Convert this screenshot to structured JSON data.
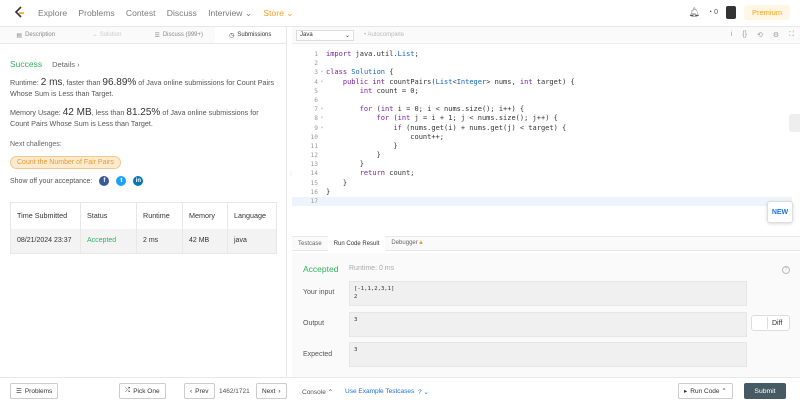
{
  "nav": {
    "items": [
      "Explore",
      "Problems",
      "Contest",
      "Discuss",
      "Interview ⌄"
    ],
    "store": "Store ⌄",
    "notif_count": "0",
    "premium": "Premium"
  },
  "left_tabs": [
    {
      "icon": "▤",
      "label": "Description"
    },
    {
      "icon": "⌁",
      "label": "Solution"
    },
    {
      "icon": "☰",
      "label": "Discuss (999+)"
    },
    {
      "icon": "◷",
      "label": "Submissions"
    }
  ],
  "result": {
    "status": "Success",
    "details": "Details ›",
    "runtime_prefix": "Runtime: ",
    "runtime_value": "2 ms",
    "runtime_mid": ", faster than ",
    "runtime_pct": "96.89%",
    "runtime_suffix": " of Java online submissions for Count Pairs Whose Sum is Less than Target.",
    "mem_prefix": "Memory Usage: ",
    "mem_value": "42 MB",
    "mem_mid": ", less than ",
    "mem_pct": "81.25%",
    "mem_suffix": " of Java online submissions for Count Pairs Whose Sum is Less than Target.",
    "next": "Next challenges:",
    "challenge": "Count the Number of Fair Pairs",
    "share": "Show off your acceptance:"
  },
  "table": {
    "headers": [
      "Time Submitted",
      "Status",
      "Runtime",
      "Memory",
      "Language"
    ],
    "row": [
      "08/21/2024 23:37",
      "Accepted",
      "2 ms",
      "42 MB",
      "java"
    ]
  },
  "editor": {
    "language": "Java",
    "autocomplete": "Autocomplete",
    "new_badge": "NEW"
  },
  "code": [
    {
      "n": "1",
      "t": "import java.util.List;"
    },
    {
      "n": "2",
      "t": ""
    },
    {
      "n": "3",
      "t": "class Solution {"
    },
    {
      "n": "4",
      "t": "    public int countPairs(List<Integer> nums, int target) {"
    },
    {
      "n": "5",
      "t": "        int count = 0;"
    },
    {
      "n": "6",
      "t": ""
    },
    {
      "n": "7",
      "t": "        for (int i = 0; i < nums.size(); i++) {"
    },
    {
      "n": "8",
      "t": "            for (int j = i + 1; j < nums.size(); j++) {"
    },
    {
      "n": "9",
      "t": "                if (nums.get(i) + nums.get(j) < target) {"
    },
    {
      "n": "10",
      "t": "                    count++;"
    },
    {
      "n": "11",
      "t": "                }"
    },
    {
      "n": "12",
      "t": "            }"
    },
    {
      "n": "13",
      "t": "        }"
    },
    {
      "n": "14",
      "t": "        return count;"
    },
    {
      "n": "15",
      "t": "    }"
    },
    {
      "n": "16",
      "t": "}"
    },
    {
      "n": "17",
      "t": ""
    }
  ],
  "result_tabs": [
    "Testcase",
    "Run Code Result",
    "Debugger"
  ],
  "run": {
    "status": "Accepted",
    "runtime": "Runtime: 0 ms",
    "input_label": "Your input",
    "input_line1": "[-1,1,2,3,1]",
    "input_line2": "2",
    "output_label": "Output",
    "output": "3",
    "expected_label": "Expected",
    "expected": "3",
    "diff": "Diff"
  },
  "bottom": {
    "problems": "Problems",
    "pick_one": "Pick One",
    "prev": "Prev",
    "page": "1462/1721",
    "next": "Next",
    "console": "Console ⌃",
    "example": "Use Example Testcases",
    "run_code": "Run Code ⌃",
    "submit": "Submit"
  }
}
• • • • • • •
» **PROBLEM DETAILS**:
Examine the records and pull out every line where the string "List" occurs.

» **TASK RESPONSE**:
      "t": "import java.util.List;"
      "t": "    public int countPairs(List<Integer> nums, int target) {"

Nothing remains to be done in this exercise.